# Figure record extracts

Begin

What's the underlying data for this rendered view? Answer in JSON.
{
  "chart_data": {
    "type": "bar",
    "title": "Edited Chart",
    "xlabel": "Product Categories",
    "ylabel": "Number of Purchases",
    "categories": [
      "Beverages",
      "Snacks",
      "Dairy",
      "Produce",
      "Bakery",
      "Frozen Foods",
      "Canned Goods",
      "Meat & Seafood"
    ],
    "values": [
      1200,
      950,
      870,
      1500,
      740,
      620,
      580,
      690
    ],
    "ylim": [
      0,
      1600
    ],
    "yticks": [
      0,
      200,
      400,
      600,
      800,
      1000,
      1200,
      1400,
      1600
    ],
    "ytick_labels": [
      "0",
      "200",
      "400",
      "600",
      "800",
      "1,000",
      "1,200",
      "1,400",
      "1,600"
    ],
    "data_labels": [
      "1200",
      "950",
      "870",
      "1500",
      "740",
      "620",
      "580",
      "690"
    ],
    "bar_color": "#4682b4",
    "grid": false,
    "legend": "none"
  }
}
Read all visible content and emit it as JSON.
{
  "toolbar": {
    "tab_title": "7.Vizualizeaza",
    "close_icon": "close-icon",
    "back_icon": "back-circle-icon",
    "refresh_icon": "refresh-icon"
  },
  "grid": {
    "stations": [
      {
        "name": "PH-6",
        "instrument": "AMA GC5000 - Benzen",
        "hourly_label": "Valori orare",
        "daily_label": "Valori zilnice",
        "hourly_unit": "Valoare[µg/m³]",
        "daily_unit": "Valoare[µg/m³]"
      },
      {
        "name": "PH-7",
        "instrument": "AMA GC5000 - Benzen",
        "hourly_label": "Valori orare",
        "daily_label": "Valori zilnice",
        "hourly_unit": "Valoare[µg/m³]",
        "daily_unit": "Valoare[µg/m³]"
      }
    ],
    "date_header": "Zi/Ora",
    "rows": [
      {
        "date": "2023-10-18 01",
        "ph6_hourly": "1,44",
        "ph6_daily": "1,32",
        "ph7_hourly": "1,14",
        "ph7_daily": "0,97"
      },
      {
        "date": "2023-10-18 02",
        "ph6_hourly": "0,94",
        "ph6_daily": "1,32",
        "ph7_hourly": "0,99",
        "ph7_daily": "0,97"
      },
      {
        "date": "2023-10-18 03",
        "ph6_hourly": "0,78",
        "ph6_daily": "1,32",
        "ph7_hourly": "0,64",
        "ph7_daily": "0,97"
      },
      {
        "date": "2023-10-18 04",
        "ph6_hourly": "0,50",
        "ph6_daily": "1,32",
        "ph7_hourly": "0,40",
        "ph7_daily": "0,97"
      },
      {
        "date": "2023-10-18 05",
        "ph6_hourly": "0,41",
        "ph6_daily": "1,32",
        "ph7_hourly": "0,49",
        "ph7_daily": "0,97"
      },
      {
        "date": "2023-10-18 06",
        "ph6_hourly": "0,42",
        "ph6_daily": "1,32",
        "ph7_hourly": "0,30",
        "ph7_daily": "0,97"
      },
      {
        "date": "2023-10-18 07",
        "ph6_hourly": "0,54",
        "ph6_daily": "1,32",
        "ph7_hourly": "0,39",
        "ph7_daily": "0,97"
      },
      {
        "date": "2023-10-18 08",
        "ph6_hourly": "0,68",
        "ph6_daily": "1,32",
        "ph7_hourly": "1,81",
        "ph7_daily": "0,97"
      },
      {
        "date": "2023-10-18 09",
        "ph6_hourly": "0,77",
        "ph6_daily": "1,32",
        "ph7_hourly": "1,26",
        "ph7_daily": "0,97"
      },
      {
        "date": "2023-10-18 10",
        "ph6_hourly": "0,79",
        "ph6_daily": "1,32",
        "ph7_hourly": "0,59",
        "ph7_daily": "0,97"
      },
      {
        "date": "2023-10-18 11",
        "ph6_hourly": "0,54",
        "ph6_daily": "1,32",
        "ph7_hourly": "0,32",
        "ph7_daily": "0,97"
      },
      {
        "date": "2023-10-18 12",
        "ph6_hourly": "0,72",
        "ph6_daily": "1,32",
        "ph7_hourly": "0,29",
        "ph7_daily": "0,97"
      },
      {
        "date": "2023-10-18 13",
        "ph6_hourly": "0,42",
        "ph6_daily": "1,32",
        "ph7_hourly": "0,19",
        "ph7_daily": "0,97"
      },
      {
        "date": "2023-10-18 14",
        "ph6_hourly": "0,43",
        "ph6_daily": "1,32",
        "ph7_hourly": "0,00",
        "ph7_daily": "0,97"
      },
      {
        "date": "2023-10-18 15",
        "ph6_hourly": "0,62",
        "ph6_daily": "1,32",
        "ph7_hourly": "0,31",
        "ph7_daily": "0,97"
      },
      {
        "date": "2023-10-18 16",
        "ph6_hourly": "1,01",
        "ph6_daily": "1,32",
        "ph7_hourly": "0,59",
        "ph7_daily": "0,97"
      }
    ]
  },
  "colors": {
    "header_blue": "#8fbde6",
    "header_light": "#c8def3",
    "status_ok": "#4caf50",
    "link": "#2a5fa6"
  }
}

End

# WHAT THIS TASK INVOLVES
Write the listing out again, exactly as it reads.

# RESULT
What's the underlying data for this rendered view? Answer in JSON.
{
  "chart_data": {
    "type": "bar",
    "title": "Edited Chart",
    "xlabel": "Product Categories",
    "ylabel": "Number of Purchases",
    "categories": [
      "Beverages",
      "Snacks",
      "Dairy",
      "Produce",
      "Bakery",
      "Frozen Foods",
      "Canned Goods",
      "Meat & Seafood"
    ],
    "values": [
      1200,
      950,
      870,
      1500,
      740,
      620,
      580,
      690
    ],
    "ylim": [
      0,
      1600
    ],
    "yticks": [
      0,
      200,
      400,
      600,
      800,
      1000,
      1200,
      1400,
      1600
    ],
    "ytick_labels": [
      "0",
      "200",
      "400",
      "600",
      "800",
      "1,000",
      "1,200",
      "1,400",
      "1,600"
    ],
    "data_labels": [
      "1200",
      "950",
      "870",
      "1500",
      "740",
      "620",
      "580",
      "690"
    ],
    "bar_color": "#4682b4",
    "grid": false,
    "legend": "none"
  }
}
Read all visible content and emit it as JSON.
{
  "toolbar": {
    "tab_title": "7.Vizualizeaza",
    "close_icon": "close-icon",
    "back_icon": "back-circle-icon",
    "refresh_icon": "refresh-icon"
  },
  "grid": {
    "stations": [
      {
        "name": "PH-6",
        "instrument": "AMA GC5000 - Benzen",
        "hourly_label": "Valori orare",
        "daily_label": "Valori zilnice",
        "hourly_unit": "Valoare[µg/m³]",
        "daily_unit": "Valoare[µg/m³]"
      },
      {
        "name": "PH-7",
        "instrument": "AMA GC5000 - Benzen",
        "hourly_label": "Valori orare",
        "daily_label": "Valori zilnice",
        "hourly_unit": "Valoare[µg/m³]",
        "daily_unit": "Valoare[µg/m³]"
      }
    ],
    "date_header": "Zi/Ora",
    "rows": [
      {
        "date": "2023-10-18 01",
        "ph6_hourly": "1,44",
        "ph6_daily": "1,32",
        "ph7_hourly": "1,14",
        "ph7_daily": "0,97"
      },
      {
        "date": "2023-10-18 02",
        "ph6_hourly": "0,94",
        "ph6_daily": "1,32",
        "ph7_hourly": "0,99",
        "ph7_daily": "0,97"
      },
      {
        "date": "2023-10-18 03",
        "ph6_hourly": "0,78",
        "ph6_daily": "1,32",
        "ph7_hourly": "0,64",
        "ph7_daily": "0,97"
      },
      {
        "date": "2023-10-18 04",
        "ph6_hourly": "0,50",
        "ph6_daily": "1,32",
        "ph7_hourly": "0,40",
        "ph7_daily": "0,97"
      },
      {
        "date": "2023-10-18 05",
        "ph6_hourly": "0,41",
        "ph6_daily": "1,32",
        "ph7_hourly": "0,49",
        "ph7_daily": "0,97"
      },
      {
        "date": "2023-10-18 06",
        "ph6_hourly": "0,42",
        "ph6_daily": "1,32",
        "ph7_hourly": "0,30",
        "ph7_daily": "0,97"
      },
      {
        "date": "2023-10-18 07",
        "ph6_hourly": "0,54",
        "ph6_daily": "1,32",
        "ph7_hourly": "0,39",
        "ph7_daily": "0,97"
      },
      {
        "date": "2023-10-18 08",
        "ph6_hourly": "0,68",
        "ph6_daily": "1,32",
        "ph7_hourly": "1,81",
        "ph7_daily": "0,97"
      },
      {
        "date": "2023-10-18 09",
        "ph6_hourly": "0,77",
        "ph6_daily": "1,32",
        "ph7_hourly": "1,26",
        "ph7_daily": "0,97"
      },
      {
        "date": "2023-10-18 10",
        "ph6_hourly": "0,79",
        "ph6_daily": "1,32",
        "ph7_hourly": "0,59",
        "ph7_daily": "0,97"
      },
      {
        "date": "2023-10-18 11",
        "ph6_hourly": "0,54",
        "ph6_daily": "1,32",
        "ph7_hourly": "0,32",
        "ph7_daily": "0,97"
      },
      {
        "date": "2023-10-18 12",
        "ph6_hourly": "0,72",
        "ph6_daily": "1,32",
        "ph7_hourly": "0,29",
        "ph7_daily": "0,97"
      },
      {
        "date": "2023-10-18 13",
        "ph6_hourly": "0,42",
        "ph6_daily": "1,32",
        "ph7_hourly": "0,19",
        "ph7_daily": "0,97"
      },
      {
        "date": "2023-10-18 14",
        "ph6_hourly": "0,43",
        "ph6_daily": "1,32",
        "ph7_hourly": "0,00",
        "ph7_daily": "0,97"
      },
      {
        "date": "2023-10-18 15",
        "ph6_hourly": "0,62",
        "ph6_daily": "1,32",
        "ph7_hourly": "0,31",
        "ph7_daily": "0,97"
      },
      {
        "date": "2023-10-18 16",
        "ph6_hourly": "1,01",
        "ph6_daily": "1,32",
        "ph7_hourly": "0,59",
        "ph7_daily": "0,97"
      }
    ]
  },
  "colors": {
    "header_blue": "#8fbde6",
    "header_light": "#c8def3",
    "status_ok": "#4caf50",
    "link": "#2a5fa6"
  }
}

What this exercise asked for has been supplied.